> _Available records_:
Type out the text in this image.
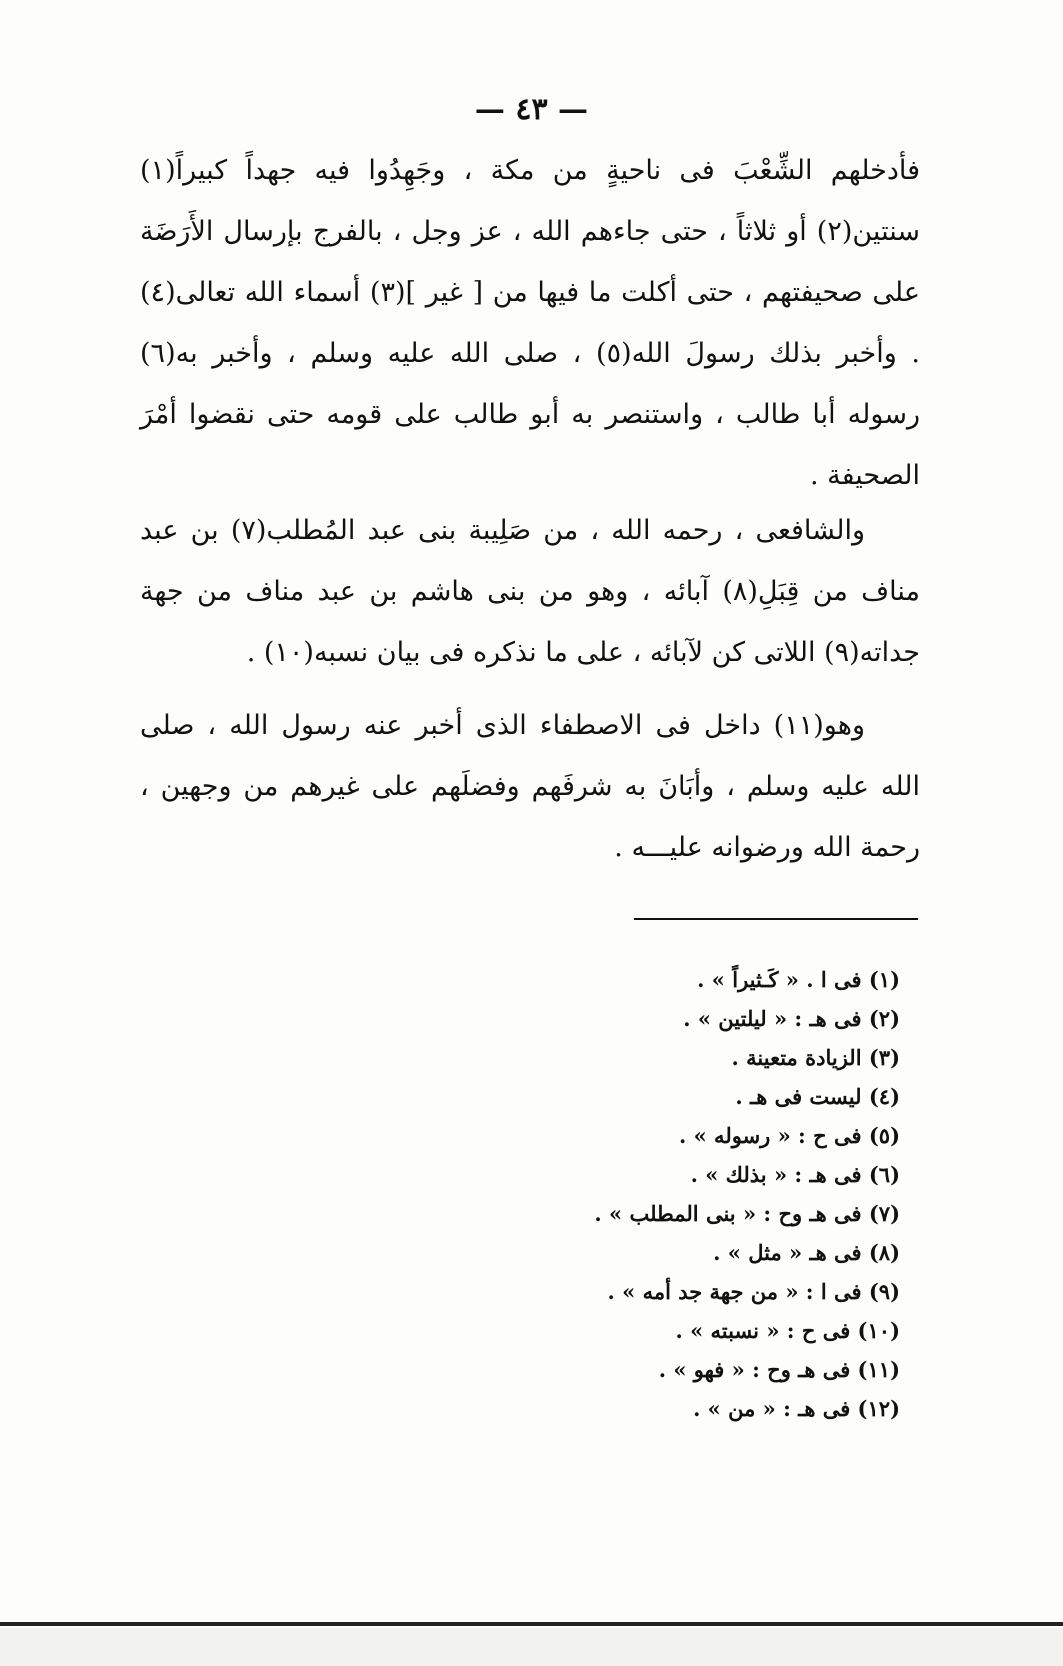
— ٤٣ —

فأدخلهم الشِّعْبَ فى ناحيةٍ من مكة ، وجَهِدُوا فيه جهداً كبيراً(١) سنتين(٢) أو ثلاثاً ، حتى جاءهم الله ، عز وجل ، بالفرج بإرسال الأَرَضَة على صحيفتهم ، حتى أكلت ما فيها من [ غير ](٣) أسماء الله تعالى(٤) . وأخبر بذلك رسولَ الله(٥) ، صلى الله عليه وسلم ، وأخبر به(٦) رسوله أبا طالب ، واستنصر به أبو طالب على قومه حتى نقضوا أمْرَ الصحيفة .

والشافعى ، رحمه الله ، من صَلِيبة بنى عبد المُطلب(٧) بن عبد مناف من قِبَلِ(٨) آبائه ، وهو من بنى هاشم بن عبد مناف من جهة جداته(٩) اللاتى كن لآبائه ، على ما نذكره فى بيان نسبه(١٠) .

وهو(١١) داخل فى الاصطفاء الذى أخبر عنه رسول الله ، صلى الله عليه وسلم ، وأبَانَ به شرفَهم وفضلَهم على غيرهم من وجهين ، رحمة الله ورضوانه عليـــه .

(١) فى ا . « كَـثيراً » .
(٢) فى هـ : « ليلتين » .
(٣) الزيادة متعينة .
(٤) ليست فى هـ .
(٥) فى ح : « رسوله » .
(٦) فى هـ : « بذلك » .
(٧) فى هـ وح : « بنى المطلب » .
(٨) فى هـ « مثل » .
(٩) فى ا : « من جهة جد أمه » .
(١٠) فى ح : « نسبته » .
(١١) فى هـ وح : « فهو » .
(١٢) فى هـ : « من » .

> _Exercise_: The data above should be repeated exactly, minus any pictures.

> _Result of the task_:
Type out the text in this image.
— ٤٣ —

فأدخلهم الشِّعْبَ فى ناحيةٍ من مكة ، وجَهِدُوا فيه جهداً كبيراً(١) سنتين(٢) أو ثلاثاً ، حتى جاءهم الله ، عز وجل ، بالفرج بإرسال الأَرَضَة على صحيفتهم ، حتى أكلت ما فيها من [ غير ](٣) أسماء الله تعالى(٤) . وأخبر بذلك رسولَ الله(٥) ، صلى الله عليه وسلم ، وأخبر به(٦) رسوله أبا طالب ، واستنصر به أبو طالب على قومه حتى نقضوا أمْرَ الصحيفة .

والشافعى ، رحمه الله ، من صَلِيبة بنى عبد المُطلب(٧) بن عبد مناف من قِبَلِ(٨) آبائه ، وهو من بنى هاشم بن عبد مناف من جهة جداته(٩) اللاتى كن لآبائه ، على ما نذكره فى بيان نسبه(١٠) .

وهو(١١) داخل فى الاصطفاء الذى أخبر عنه رسول الله ، صلى الله عليه وسلم ، وأبَانَ به شرفَهم وفضلَهم على غيرهم من وجهين ، رحمة الله ورضوانه عليـــه .

(١) فى ا . « كَـثيراً » .
(٢) فى هـ : « ليلتين » .
(٣) الزيادة متعينة .
(٤) ليست فى هـ .
(٥) فى ح : « رسوله » .
(٦) فى هـ : « بذلك » .
(٧) فى هـ وح : « بنى المطلب » .
(٨) فى هـ « مثل » .
(٩) فى ا : « من جهة جد أمه » .
(١٠) فى ح : « نسبته » .
(١١) فى هـ وح : « فهو » .
(١٢) فى هـ : « من » .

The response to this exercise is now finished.